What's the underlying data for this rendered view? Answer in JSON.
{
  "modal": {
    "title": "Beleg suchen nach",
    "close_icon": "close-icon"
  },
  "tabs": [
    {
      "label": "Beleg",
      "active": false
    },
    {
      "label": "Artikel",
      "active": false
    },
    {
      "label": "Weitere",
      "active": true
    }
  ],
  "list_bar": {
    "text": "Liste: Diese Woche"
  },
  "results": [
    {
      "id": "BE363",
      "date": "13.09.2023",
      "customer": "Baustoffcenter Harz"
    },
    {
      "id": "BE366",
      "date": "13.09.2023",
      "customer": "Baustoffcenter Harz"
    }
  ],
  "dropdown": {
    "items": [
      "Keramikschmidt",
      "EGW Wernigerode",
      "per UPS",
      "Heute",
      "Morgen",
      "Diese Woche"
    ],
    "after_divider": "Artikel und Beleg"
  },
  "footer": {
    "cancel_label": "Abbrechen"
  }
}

————

§ Exercise instructions
Set down every line of the listing above again, exactly as given.

§ Expected answer
What's the underlying data for this rendered view? Answer in JSON.
{
  "modal": {
    "title": "Beleg suchen nach",
    "close_icon": "close-icon"
  },
  "tabs": [
    {
      "label": "Beleg",
      "active": false
    },
    {
      "label": "Artikel",
      "active": false
    },
    {
      "label": "Weitere",
      "active": true
    }
  ],
  "list_bar": {
    "text": "Liste: Diese Woche"
  },
  "results": [
    {
      "id": "BE363",
      "date": "13.09.2023",
      "customer": "Baustoffcenter Harz"
    },
    {
      "id": "BE366",
      "date": "13.09.2023",
      "customer": "Baustoffcenter Harz"
    }
  ],
  "dropdown": {
    "items": [
      "Keramikschmidt",
      "EGW Wernigerode",
      "per UPS",
      "Heute",
      "Morgen",
      "Diese Woche"
    ],
    "after_divider": "Artikel und Beleg"
  },
  "footer": {
    "cancel_label": "Abbrechen"
  }
}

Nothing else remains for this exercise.